— AIM OF THE EXERCISE —
Omit all images. Write out the rest of the material exactly.

(Lines of data)

◆ ◆ ◆ ◆ ◆ ◆ ◆

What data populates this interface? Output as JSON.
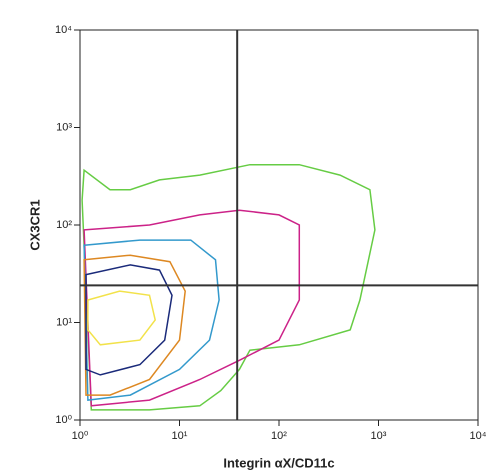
{
  "chart_data": {
    "type": "contour",
    "x_label": "Integrin αX/CD11c",
    "y_label": "CX3CR1",
    "log_x": true,
    "log_y": true,
    "xlim": [
      1,
      10000
    ],
    "ylim": [
      1,
      10000
    ],
    "xticks": [
      {
        "value": 1,
        "label": "10⁰"
      },
      {
        "value": 10,
        "label": "10¹"
      },
      {
        "value": 100,
        "label": "10²"
      },
      {
        "value": 1000,
        "label": "10³"
      },
      {
        "value": 10000,
        "label": "10⁴"
      }
    ],
    "yticks": [
      {
        "value": 1,
        "label": "10⁰"
      },
      {
        "value": 10,
        "label": "10¹"
      },
      {
        "value": 100,
        "label": "10²"
      },
      {
        "value": 1000,
        "label": "10³"
      },
      {
        "value": 10000,
        "label": "10⁴"
      }
    ],
    "quadrant_x": 38,
    "quadrant_y": 24,
    "quadrant_color": "#333333",
    "contours": [
      {
        "color": "#66cc44",
        "x": [
          1.05,
          1.1,
          2,
          3.2,
          6.3,
          16,
          51,
          160,
          410,
          820,
          920,
          650,
          520,
          160,
          51,
          40,
          26,
          16,
          5,
          1.3
        ],
        "y": [
          180,
          365,
          230,
          230,
          290,
          325,
          415,
          415,
          325,
          230,
          89,
          17,
          8.4,
          5.9,
          5.2,
          3.3,
          2,
          1.4,
          1.27,
          1.27
        ]
      },
      {
        "color": "#cc2288",
        "x": [
          1.1,
          5,
          16,
          40,
          100,
          160,
          160,
          100,
          40,
          16,
          5,
          1.3
        ],
        "y": [
          89,
          100,
          127,
          142,
          127,
          100,
          17,
          6.6,
          4.1,
          2.6,
          1.6,
          1.4
        ]
      },
      {
        "color": "#3399cc",
        "x": [
          1.1,
          4,
          13,
          23,
          25,
          20,
          10,
          3.2,
          1.2
        ],
        "y": [
          62,
          70,
          70,
          44,
          17,
          6.6,
          3.3,
          1.8,
          1.6
        ]
      },
      {
        "color": "#dd8822",
        "x": [
          1.1,
          3.2,
          8,
          11.4,
          10,
          5,
          2,
          1.15
        ],
        "y": [
          44,
          49,
          42,
          21,
          6.6,
          2.6,
          1.8,
          1.8
        ]
      },
      {
        "color": "#1a2a7a",
        "x": [
          1.15,
          3.2,
          6.3,
          8.4,
          7.1,
          4,
          1.6,
          1.15
        ],
        "y": [
          31,
          39,
          34.5,
          19,
          6.6,
          3.7,
          2.9,
          3.3
        ]
      },
      {
        "color": "#f2e24a",
        "x": [
          1.2,
          2.5,
          5,
          5.7,
          4,
          1.6,
          1.2
        ],
        "y": [
          17,
          21,
          19,
          10.6,
          6.6,
          5.9,
          8.4
        ]
      }
    ]
  }
}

◆ ◆ ◆ ◆ ◆ ◆ ◆

— EXERCISE SOLUTION —
What data populates this interface? Output as JSON.
{
  "chart_data": {
    "type": "contour",
    "x_label": "Integrin αX/CD11c",
    "y_label": "CX3CR1",
    "log_x": true,
    "log_y": true,
    "xlim": [
      1,
      10000
    ],
    "ylim": [
      1,
      10000
    ],
    "xticks": [
      {
        "value": 1,
        "label": "10⁰"
      },
      {
        "value": 10,
        "label": "10¹"
      },
      {
        "value": 100,
        "label": "10²"
      },
      {
        "value": 1000,
        "label": "10³"
      },
      {
        "value": 10000,
        "label": "10⁴"
      }
    ],
    "yticks": [
      {
        "value": 1,
        "label": "10⁰"
      },
      {
        "value": 10,
        "label": "10¹"
      },
      {
        "value": 100,
        "label": "10²"
      },
      {
        "value": 1000,
        "label": "10³"
      },
      {
        "value": 10000,
        "label": "10⁴"
      }
    ],
    "quadrant_x": 38,
    "quadrant_y": 24,
    "quadrant_color": "#333333",
    "contours": [
      {
        "color": "#66cc44",
        "x": [
          1.05,
          1.1,
          2,
          3.2,
          6.3,
          16,
          51,
          160,
          410,
          820,
          920,
          650,
          520,
          160,
          51,
          40,
          26,
          16,
          5,
          1.3
        ],
        "y": [
          180,
          365,
          230,
          230,
          290,
          325,
          415,
          415,
          325,
          230,
          89,
          17,
          8.4,
          5.9,
          5.2,
          3.3,
          2,
          1.4,
          1.27,
          1.27
        ]
      },
      {
        "color": "#cc2288",
        "x": [
          1.1,
          5,
          16,
          40,
          100,
          160,
          160,
          100,
          40,
          16,
          5,
          1.3
        ],
        "y": [
          89,
          100,
          127,
          142,
          127,
          100,
          17,
          6.6,
          4.1,
          2.6,
          1.6,
          1.4
        ]
      },
      {
        "color": "#3399cc",
        "x": [
          1.1,
          4,
          13,
          23,
          25,
          20,
          10,
          3.2,
          1.2
        ],
        "y": [
          62,
          70,
          70,
          44,
          17,
          6.6,
          3.3,
          1.8,
          1.6
        ]
      },
      {
        "color": "#dd8822",
        "x": [
          1.1,
          3.2,
          8,
          11.4,
          10,
          5,
          2,
          1.15
        ],
        "y": [
          44,
          49,
          42,
          21,
          6.6,
          2.6,
          1.8,
          1.8
        ]
      },
      {
        "color": "#1a2a7a",
        "x": [
          1.15,
          3.2,
          6.3,
          8.4,
          7.1,
          4,
          1.6,
          1.15
        ],
        "y": [
          31,
          39,
          34.5,
          19,
          6.6,
          3.7,
          2.9,
          3.3
        ]
      },
      {
        "color": "#f2e24a",
        "x": [
          1.2,
          2.5,
          5,
          5.7,
          4,
          1.6,
          1.2
        ],
        "y": [
          17,
          21,
          19,
          10.6,
          6.6,
          5.9,
          8.4
        ]
      }
    ]
  }
}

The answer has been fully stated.